> [SET TASK]
Pick out each line of the records that includes the string "breadcrumb", and copy it.
##### DATA FOR THIS EXERCISE
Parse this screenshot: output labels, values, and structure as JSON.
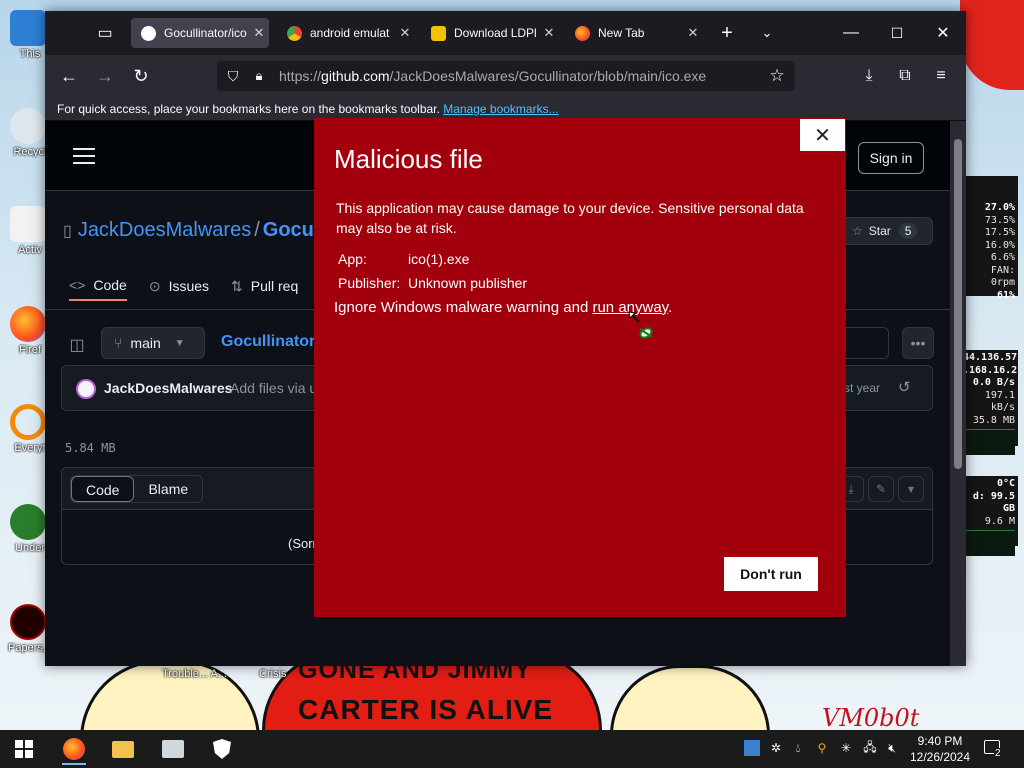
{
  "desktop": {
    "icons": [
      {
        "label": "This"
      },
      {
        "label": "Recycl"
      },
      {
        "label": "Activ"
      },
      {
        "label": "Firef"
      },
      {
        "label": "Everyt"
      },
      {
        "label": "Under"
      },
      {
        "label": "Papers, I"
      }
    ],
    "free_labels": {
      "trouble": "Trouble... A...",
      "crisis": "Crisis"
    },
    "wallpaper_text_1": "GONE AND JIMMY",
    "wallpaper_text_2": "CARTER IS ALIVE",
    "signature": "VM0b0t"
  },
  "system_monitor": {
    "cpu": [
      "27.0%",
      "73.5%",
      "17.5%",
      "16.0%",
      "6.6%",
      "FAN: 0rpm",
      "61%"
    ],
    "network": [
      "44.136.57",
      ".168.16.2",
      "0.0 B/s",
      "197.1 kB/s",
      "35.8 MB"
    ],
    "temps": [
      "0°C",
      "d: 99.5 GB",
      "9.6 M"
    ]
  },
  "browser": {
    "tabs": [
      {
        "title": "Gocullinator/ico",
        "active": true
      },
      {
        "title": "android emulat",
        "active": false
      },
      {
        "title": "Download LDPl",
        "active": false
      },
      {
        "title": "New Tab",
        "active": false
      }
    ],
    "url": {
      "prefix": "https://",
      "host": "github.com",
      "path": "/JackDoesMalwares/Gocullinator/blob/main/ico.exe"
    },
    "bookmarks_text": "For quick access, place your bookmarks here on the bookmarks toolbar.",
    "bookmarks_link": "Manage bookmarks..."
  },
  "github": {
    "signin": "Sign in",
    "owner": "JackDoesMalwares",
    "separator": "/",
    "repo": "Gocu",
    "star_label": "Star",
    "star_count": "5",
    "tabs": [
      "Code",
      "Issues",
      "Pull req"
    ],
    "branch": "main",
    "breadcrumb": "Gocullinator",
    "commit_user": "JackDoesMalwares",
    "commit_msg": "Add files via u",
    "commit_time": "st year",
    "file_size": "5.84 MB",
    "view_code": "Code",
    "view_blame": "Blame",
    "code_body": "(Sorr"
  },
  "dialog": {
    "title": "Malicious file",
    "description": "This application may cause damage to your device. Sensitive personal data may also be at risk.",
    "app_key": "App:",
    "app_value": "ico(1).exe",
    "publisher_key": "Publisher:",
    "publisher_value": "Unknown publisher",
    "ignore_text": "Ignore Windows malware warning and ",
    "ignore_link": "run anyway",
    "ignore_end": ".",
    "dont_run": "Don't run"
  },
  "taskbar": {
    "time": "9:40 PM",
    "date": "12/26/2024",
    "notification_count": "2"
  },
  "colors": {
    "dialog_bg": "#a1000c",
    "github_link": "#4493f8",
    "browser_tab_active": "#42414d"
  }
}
##########
##### DATA FOR THIS EXERCISE
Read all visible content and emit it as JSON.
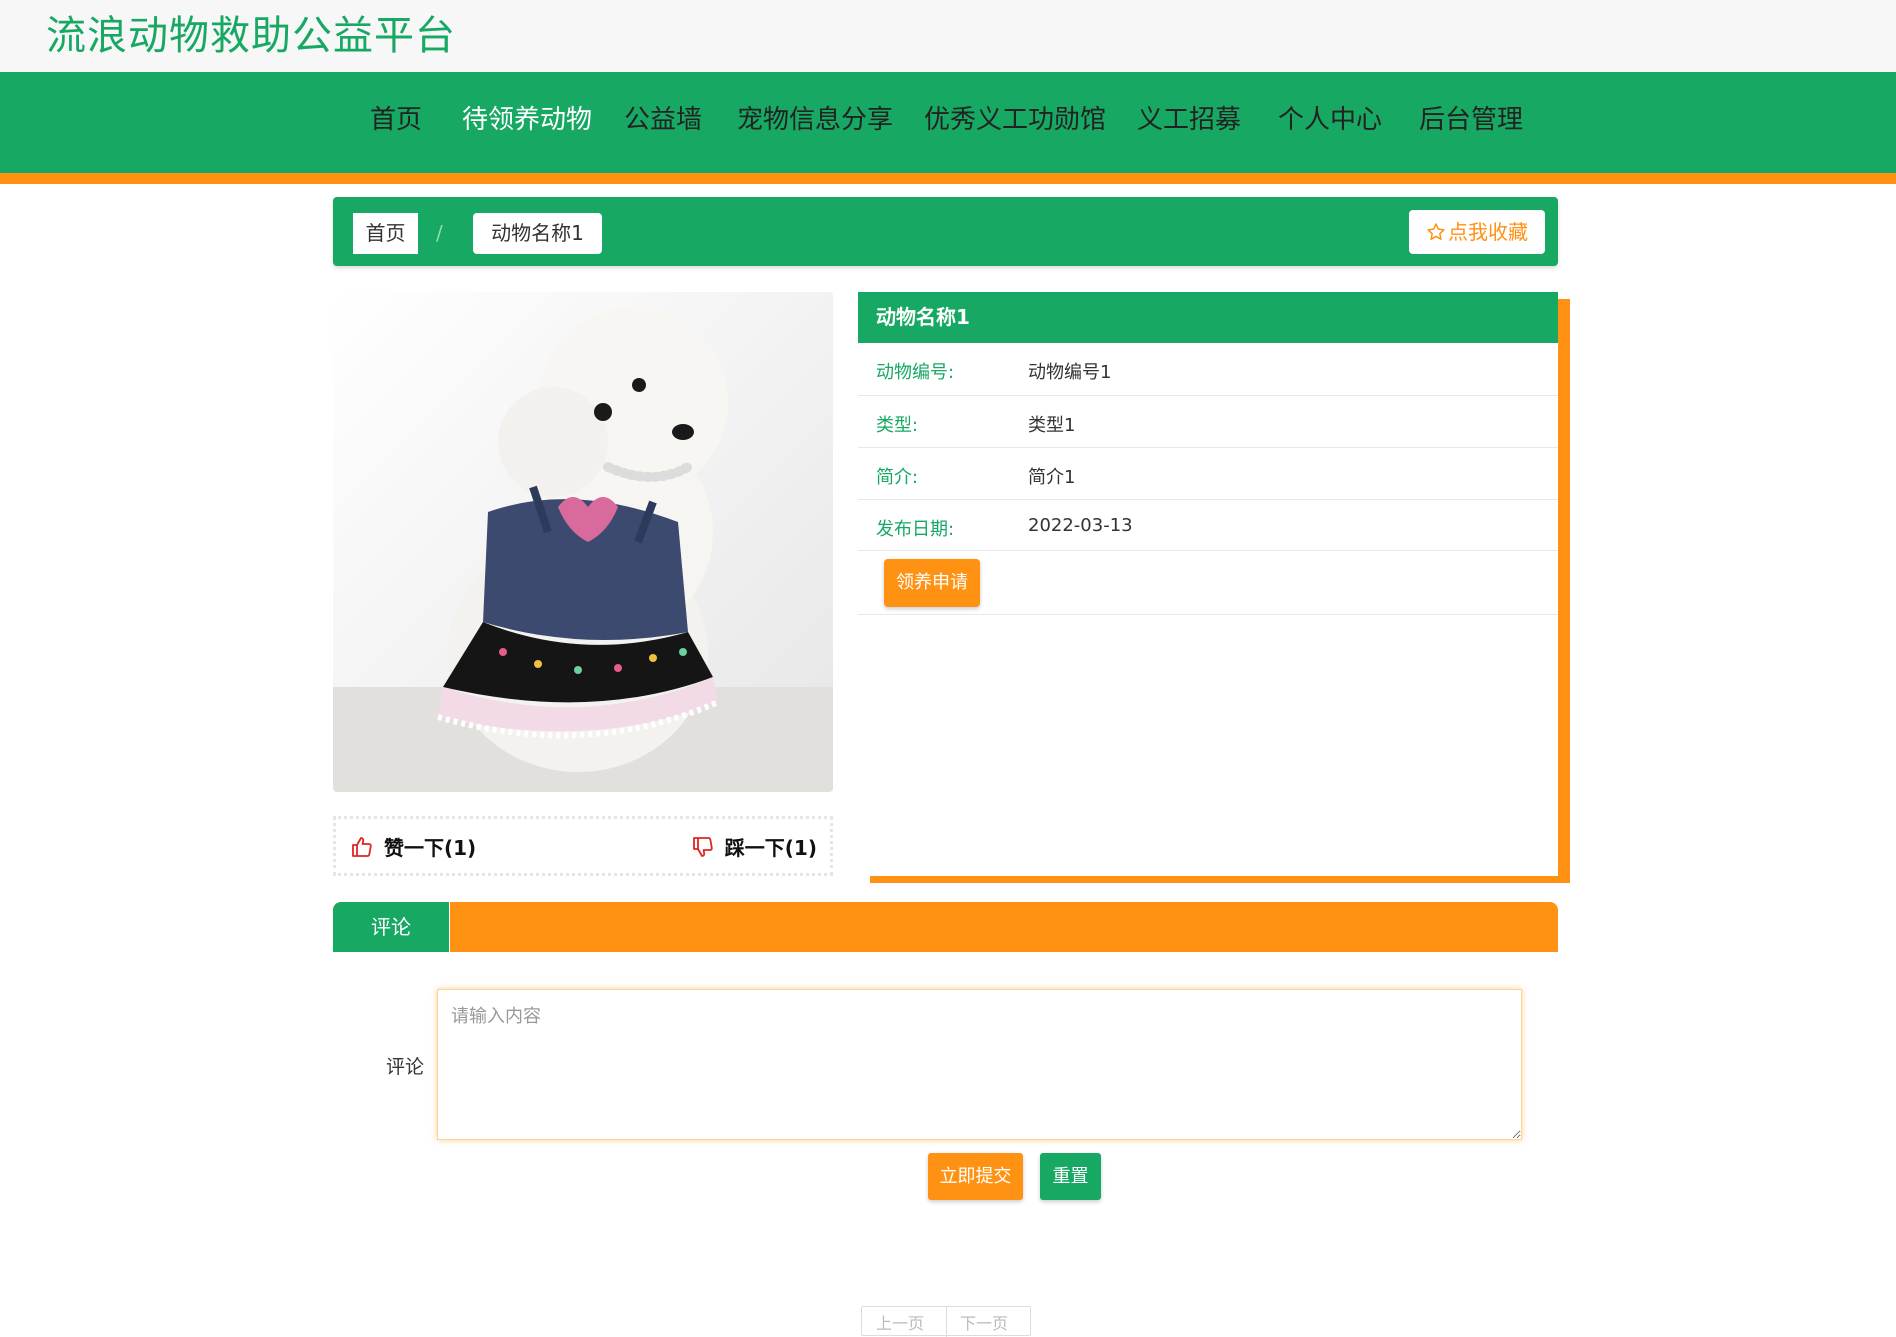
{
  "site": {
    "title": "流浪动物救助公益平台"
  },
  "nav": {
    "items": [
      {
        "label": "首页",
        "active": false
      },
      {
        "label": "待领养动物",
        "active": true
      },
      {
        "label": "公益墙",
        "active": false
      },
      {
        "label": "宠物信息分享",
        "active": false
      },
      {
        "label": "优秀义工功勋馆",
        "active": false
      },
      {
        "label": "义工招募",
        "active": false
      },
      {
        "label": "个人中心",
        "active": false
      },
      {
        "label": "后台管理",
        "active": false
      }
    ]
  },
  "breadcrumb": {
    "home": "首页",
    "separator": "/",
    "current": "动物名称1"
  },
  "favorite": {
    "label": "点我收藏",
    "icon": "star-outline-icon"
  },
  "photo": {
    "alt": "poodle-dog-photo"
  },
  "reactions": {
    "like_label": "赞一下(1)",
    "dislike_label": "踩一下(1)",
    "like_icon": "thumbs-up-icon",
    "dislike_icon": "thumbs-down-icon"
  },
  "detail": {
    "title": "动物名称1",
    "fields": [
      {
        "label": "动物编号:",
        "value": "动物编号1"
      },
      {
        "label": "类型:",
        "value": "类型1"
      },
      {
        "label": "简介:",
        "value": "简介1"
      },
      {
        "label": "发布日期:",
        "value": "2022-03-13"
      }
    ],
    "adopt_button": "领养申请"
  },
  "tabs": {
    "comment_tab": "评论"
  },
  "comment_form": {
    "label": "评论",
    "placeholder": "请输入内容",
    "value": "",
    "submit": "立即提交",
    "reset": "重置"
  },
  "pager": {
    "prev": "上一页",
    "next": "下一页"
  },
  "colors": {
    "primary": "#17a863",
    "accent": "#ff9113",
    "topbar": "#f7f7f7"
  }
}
##########
##### DATA FOR THIS EXERCISE
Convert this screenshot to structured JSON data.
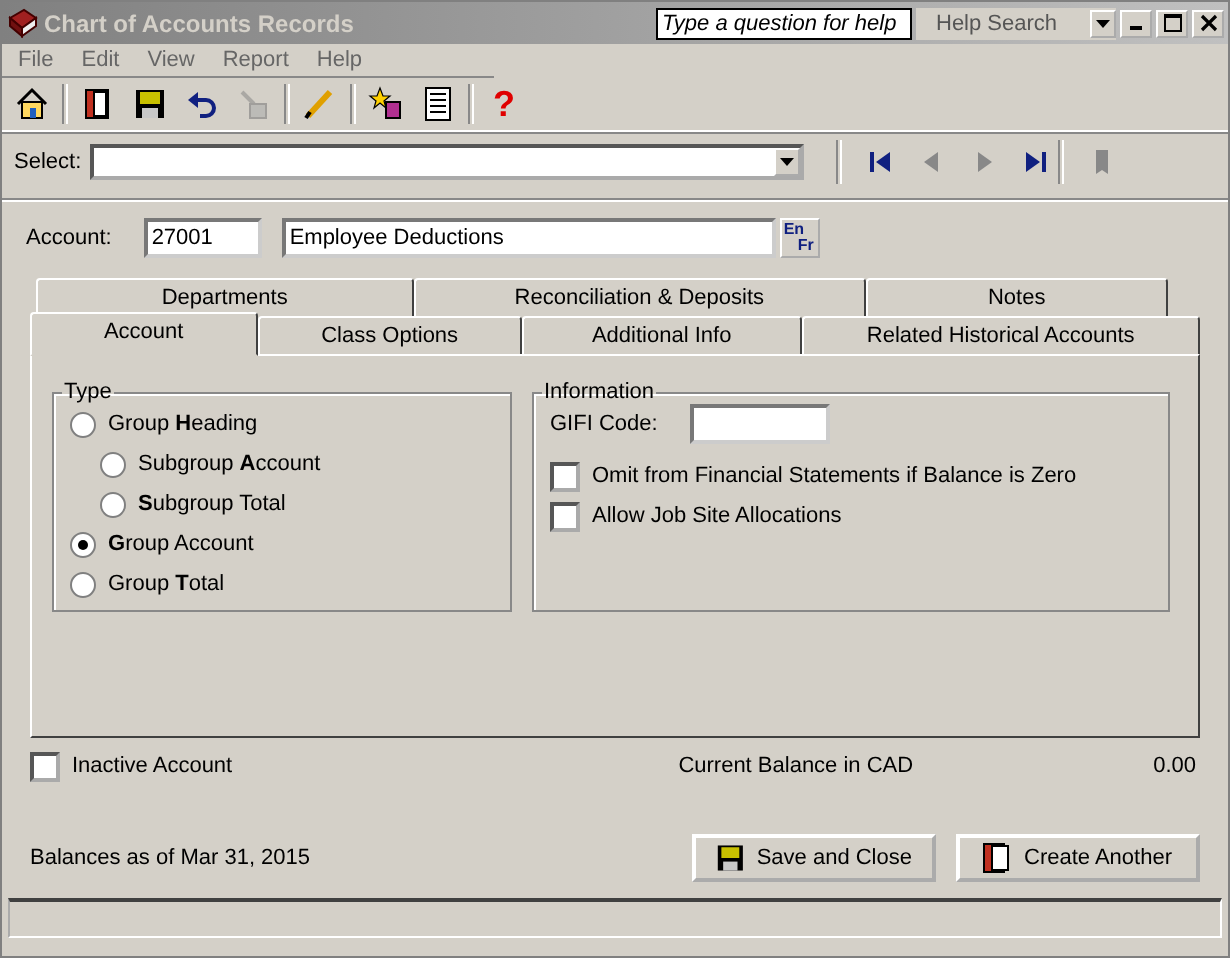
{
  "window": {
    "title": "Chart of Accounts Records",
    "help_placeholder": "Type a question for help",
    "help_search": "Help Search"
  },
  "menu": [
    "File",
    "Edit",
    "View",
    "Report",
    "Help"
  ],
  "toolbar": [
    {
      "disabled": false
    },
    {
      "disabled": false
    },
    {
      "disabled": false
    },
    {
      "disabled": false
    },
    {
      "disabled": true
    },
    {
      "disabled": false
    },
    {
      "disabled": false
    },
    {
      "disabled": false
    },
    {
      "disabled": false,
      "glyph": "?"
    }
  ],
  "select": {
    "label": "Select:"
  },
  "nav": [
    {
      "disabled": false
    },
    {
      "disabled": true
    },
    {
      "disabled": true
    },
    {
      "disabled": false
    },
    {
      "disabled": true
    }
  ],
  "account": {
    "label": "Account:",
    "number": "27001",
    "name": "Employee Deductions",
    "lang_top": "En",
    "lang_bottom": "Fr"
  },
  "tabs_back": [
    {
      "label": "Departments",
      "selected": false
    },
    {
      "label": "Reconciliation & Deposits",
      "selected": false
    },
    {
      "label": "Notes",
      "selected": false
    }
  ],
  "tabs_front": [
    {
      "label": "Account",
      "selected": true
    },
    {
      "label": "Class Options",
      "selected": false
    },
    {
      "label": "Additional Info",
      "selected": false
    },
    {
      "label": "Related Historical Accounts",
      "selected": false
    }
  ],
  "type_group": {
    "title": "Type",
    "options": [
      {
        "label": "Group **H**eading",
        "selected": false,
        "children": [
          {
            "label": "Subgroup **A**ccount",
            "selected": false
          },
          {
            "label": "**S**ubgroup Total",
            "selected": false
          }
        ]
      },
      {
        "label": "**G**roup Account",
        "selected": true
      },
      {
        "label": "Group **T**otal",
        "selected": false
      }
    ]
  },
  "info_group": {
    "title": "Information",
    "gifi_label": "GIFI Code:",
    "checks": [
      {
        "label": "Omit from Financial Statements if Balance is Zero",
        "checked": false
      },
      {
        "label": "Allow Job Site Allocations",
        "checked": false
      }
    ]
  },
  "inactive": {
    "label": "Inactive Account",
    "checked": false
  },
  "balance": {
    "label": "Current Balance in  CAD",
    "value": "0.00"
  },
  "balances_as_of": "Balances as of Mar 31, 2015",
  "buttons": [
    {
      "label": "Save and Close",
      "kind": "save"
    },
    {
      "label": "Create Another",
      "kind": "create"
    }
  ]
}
##########
> [PROBLEM SOLUTION]
    "breadcrumb": "Gocullinator",
  "breadcrumb": {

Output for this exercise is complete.